Item position entries
####
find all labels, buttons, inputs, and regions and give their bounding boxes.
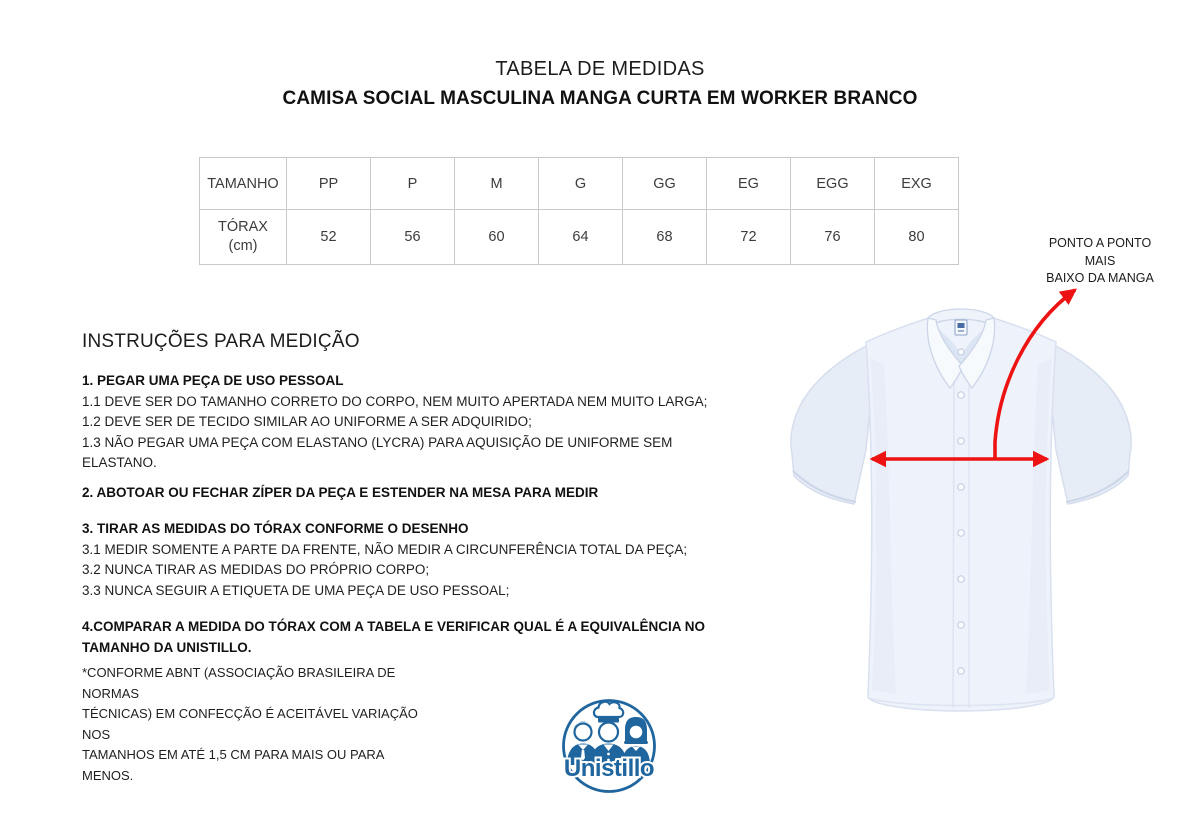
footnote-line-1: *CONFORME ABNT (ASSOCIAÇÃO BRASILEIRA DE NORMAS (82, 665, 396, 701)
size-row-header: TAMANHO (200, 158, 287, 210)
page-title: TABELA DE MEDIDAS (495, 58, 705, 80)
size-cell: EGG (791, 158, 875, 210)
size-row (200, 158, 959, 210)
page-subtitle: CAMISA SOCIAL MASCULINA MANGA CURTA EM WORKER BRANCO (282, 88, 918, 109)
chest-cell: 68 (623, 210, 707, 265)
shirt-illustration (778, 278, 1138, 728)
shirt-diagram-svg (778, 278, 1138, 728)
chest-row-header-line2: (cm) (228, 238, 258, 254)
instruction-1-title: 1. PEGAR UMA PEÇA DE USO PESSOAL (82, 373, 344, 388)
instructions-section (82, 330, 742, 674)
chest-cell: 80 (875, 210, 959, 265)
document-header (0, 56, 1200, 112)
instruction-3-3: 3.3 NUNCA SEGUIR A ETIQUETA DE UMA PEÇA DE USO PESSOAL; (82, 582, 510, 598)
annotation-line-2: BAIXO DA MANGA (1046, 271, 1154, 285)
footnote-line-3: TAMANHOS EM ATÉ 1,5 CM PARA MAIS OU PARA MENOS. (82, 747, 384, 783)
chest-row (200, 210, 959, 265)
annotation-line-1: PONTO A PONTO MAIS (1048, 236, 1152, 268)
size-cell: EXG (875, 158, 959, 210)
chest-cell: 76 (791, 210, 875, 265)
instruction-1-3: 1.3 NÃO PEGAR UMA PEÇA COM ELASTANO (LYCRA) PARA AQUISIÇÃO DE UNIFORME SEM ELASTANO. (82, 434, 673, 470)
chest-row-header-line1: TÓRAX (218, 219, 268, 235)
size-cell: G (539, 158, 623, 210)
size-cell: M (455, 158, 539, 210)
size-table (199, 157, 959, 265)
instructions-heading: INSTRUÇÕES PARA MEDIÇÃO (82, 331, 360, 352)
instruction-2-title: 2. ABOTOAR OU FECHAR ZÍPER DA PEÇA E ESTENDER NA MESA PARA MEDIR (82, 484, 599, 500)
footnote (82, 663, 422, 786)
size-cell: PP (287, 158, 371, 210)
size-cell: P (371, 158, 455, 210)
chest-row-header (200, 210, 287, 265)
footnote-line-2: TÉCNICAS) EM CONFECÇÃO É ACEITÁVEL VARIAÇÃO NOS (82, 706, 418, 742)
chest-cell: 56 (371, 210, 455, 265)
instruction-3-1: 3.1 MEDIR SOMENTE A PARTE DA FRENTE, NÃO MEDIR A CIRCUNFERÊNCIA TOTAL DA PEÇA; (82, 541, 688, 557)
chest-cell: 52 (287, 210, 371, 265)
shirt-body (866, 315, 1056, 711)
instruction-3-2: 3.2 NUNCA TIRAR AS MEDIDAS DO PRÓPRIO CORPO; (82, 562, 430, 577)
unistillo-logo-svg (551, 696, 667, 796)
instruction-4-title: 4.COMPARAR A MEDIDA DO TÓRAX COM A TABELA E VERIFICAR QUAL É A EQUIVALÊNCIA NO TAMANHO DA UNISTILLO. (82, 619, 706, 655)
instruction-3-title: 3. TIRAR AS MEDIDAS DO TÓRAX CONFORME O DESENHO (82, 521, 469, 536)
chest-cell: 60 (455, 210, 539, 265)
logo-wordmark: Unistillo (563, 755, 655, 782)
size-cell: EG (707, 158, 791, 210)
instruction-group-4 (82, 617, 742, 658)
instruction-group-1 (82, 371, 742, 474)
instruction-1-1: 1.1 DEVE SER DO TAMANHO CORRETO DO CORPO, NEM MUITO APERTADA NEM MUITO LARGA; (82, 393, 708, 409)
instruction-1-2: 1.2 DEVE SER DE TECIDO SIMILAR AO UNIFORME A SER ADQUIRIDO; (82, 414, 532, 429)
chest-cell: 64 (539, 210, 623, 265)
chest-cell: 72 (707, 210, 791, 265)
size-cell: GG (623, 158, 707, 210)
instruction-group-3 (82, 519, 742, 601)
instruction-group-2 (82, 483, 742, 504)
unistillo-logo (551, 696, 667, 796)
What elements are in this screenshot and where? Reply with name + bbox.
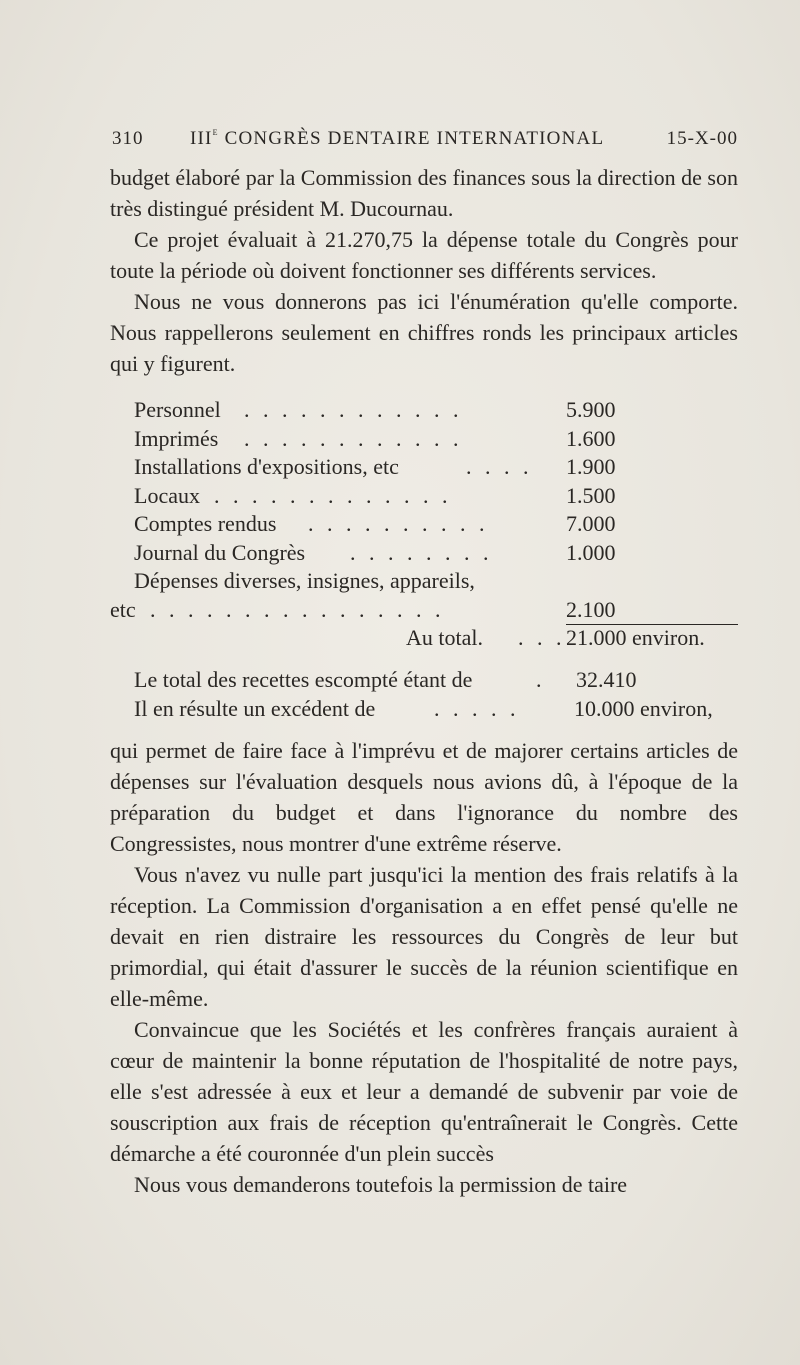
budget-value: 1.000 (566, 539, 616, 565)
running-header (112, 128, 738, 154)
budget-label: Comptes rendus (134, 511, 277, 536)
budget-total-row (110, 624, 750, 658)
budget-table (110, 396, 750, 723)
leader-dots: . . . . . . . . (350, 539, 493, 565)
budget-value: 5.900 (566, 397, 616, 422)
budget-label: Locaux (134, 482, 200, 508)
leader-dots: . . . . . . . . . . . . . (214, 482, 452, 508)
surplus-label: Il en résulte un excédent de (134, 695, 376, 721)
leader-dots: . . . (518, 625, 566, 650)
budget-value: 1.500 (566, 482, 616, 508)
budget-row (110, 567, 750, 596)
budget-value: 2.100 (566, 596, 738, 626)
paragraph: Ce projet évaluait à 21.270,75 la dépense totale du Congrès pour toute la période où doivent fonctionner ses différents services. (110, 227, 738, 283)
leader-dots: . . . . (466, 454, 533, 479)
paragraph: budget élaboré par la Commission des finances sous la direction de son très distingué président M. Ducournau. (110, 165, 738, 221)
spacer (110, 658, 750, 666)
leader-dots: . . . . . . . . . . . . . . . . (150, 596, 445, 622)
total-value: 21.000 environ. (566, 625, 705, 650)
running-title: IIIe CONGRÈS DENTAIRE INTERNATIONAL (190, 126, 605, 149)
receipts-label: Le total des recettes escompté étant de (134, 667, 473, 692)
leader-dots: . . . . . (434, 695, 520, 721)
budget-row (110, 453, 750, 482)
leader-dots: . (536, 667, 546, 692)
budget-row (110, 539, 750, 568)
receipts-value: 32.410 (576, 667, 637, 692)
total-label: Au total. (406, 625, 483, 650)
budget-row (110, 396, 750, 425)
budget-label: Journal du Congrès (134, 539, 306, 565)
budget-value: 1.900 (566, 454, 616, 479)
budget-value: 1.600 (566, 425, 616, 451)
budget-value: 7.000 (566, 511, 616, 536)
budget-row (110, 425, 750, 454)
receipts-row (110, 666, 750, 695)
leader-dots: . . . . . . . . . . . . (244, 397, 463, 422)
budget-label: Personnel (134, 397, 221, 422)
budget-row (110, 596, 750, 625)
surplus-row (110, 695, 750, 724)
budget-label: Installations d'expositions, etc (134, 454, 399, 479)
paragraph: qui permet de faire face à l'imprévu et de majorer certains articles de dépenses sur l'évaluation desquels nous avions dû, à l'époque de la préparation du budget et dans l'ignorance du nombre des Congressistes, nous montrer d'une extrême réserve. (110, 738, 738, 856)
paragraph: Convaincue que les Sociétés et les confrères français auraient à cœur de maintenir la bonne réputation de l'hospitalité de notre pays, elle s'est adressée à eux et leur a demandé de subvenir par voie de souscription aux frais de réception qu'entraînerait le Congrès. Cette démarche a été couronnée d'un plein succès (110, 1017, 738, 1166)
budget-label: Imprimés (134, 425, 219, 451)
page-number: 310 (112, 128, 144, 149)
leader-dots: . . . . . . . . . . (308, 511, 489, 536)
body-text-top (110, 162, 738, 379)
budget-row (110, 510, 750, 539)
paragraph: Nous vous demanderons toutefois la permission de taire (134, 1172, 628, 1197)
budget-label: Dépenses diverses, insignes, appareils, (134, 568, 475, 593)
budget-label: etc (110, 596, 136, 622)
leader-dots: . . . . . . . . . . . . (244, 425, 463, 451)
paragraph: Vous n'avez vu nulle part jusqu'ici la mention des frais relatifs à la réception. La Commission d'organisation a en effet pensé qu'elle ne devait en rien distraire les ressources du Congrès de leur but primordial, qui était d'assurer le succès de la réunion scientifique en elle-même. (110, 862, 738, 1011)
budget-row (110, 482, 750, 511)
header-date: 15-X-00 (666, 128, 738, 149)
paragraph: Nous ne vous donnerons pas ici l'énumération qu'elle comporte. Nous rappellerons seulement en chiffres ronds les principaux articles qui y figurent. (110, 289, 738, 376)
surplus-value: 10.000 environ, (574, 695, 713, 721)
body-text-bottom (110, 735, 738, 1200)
####
Exercise -> Give the items starting at the line with "budget-value: 1.000 (566, 539, 616, 565)" and ending at the line with "budget-value: 2.100 (566, 596, 738, 626)" as a numbered list, with blank lines omitted.

Completed task ->
1. budget-value: 1.000 (566, 539, 616, 565)
2. running-header (112, 128, 738, 154)
3. budget-label: Comptes rendus (134, 511, 277, 536)
4. budget-total-row (110, 624, 750, 658)
5. budget-table (110, 396, 750, 723)
6. leader-dots: . . . . . . . . (350, 539, 493, 565)
7. budget-value: 5.900 (566, 397, 616, 422)
8. budget-label: Locaux (134, 482, 200, 508)
9. leader-dots: . . . . . . . . . . . . . (214, 482, 452, 508)
10. surplus-label: Il en résulte un excédent de (134, 695, 376, 721)
11. leader-dots: . . . (518, 625, 566, 650)
12. budget-value: 1.500 (566, 482, 616, 508)
13. budget-row (110, 567, 750, 596)
14. budget-value: 2.100 (566, 596, 738, 626)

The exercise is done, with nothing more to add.